**Recorded information**
....

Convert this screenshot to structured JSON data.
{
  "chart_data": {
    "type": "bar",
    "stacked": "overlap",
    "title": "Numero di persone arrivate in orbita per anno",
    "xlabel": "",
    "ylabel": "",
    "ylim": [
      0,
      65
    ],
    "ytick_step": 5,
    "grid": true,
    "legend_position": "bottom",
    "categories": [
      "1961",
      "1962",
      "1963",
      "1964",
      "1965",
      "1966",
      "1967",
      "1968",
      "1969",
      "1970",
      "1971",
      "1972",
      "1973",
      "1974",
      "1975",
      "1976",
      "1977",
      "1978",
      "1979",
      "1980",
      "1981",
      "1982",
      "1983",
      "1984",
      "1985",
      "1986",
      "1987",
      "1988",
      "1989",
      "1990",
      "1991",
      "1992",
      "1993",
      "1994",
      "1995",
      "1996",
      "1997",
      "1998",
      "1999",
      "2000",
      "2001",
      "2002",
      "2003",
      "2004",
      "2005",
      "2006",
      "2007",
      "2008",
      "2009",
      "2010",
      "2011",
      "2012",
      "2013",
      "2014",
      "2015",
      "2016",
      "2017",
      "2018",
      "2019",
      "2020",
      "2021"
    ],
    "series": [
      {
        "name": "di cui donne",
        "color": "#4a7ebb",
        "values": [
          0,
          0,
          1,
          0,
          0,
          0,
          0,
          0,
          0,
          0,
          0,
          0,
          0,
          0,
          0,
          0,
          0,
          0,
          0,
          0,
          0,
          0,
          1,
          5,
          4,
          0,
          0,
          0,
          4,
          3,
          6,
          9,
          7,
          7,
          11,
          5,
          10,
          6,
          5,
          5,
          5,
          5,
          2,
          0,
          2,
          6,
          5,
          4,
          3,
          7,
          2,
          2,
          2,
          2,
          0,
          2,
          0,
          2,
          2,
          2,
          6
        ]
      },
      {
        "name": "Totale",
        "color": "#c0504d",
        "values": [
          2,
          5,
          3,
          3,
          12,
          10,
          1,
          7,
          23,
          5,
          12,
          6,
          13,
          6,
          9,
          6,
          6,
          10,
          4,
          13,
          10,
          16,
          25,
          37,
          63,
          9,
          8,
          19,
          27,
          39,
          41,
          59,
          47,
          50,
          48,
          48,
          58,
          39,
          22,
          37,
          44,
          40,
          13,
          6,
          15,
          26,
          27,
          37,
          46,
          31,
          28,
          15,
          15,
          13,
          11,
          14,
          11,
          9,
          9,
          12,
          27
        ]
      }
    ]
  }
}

....

**What the task requires**
Extract, word for word, each line of the listing above.

**Output of the task**
Convert this screenshot to structured JSON data.
{
  "chart_data": {
    "type": "bar",
    "stacked": "overlap",
    "title": "Numero di persone arrivate in orbita per anno",
    "xlabel": "",
    "ylabel": "",
    "ylim": [
      0,
      65
    ],
    "ytick_step": 5,
    "grid": true,
    "legend_position": "bottom",
    "categories": [
      "1961",
      "1962",
      "1963",
      "1964",
      "1965",
      "1966",
      "1967",
      "1968",
      "1969",
      "1970",
      "1971",
      "1972",
      "1973",
      "1974",
      "1975",
      "1976",
      "1977",
      "1978",
      "1979",
      "1980",
      "1981",
      "1982",
      "1983",
      "1984",
      "1985",
      "1986",
      "1987",
      "1988",
      "1989",
      "1990",
      "1991",
      "1992",
      "1993",
      "1994",
      "1995",
      "1996",
      "1997",
      "1998",
      "1999",
      "2000",
      "2001",
      "2002",
      "2003",
      "2004",
      "2005",
      "2006",
      "2007",
      "2008",
      "2009",
      "2010",
      "2011",
      "2012",
      "2013",
      "2014",
      "2015",
      "2016",
      "2017",
      "2018",
      "2019",
      "2020",
      "2021"
    ],
    "series": [
      {
        "name": "di cui donne",
        "color": "#4a7ebb",
        "values": [
          0,
          0,
          1,
          0,
          0,
          0,
          0,
          0,
          0,
          0,
          0,
          0,
          0,
          0,
          0,
          0,
          0,
          0,
          0,
          0,
          0,
          0,
          1,
          5,
          4,
          0,
          0,
          0,
          4,
          3,
          6,
          9,
          7,
          7,
          11,
          5,
          10,
          6,
          5,
          5,
          5,
          5,
          2,
          0,
          2,
          6,
          5,
          4,
          3,
          7,
          2,
          2,
          2,
          2,
          0,
          2,
          0,
          2,
          2,
          2,
          6
        ]
      },
      {
        "name": "Totale",
        "color": "#c0504d",
        "values": [
          2,
          5,
          3,
          3,
          12,
          10,
          1,
          7,
          23,
          5,
          12,
          6,
          13,
          6,
          9,
          6,
          6,
          10,
          4,
          13,
          10,
          16,
          25,
          37,
          63,
          9,
          8,
          19,
          27,
          39,
          41,
          59,
          47,
          50,
          48,
          48,
          58,
          39,
          22,
          37,
          44,
          40,
          13,
          6,
          15,
          26,
          27,
          37,
          46,
          31,
          28,
          15,
          15,
          13,
          11,
          14,
          11,
          9,
          9,
          12,
          27
        ]
      }
    ]
  }
}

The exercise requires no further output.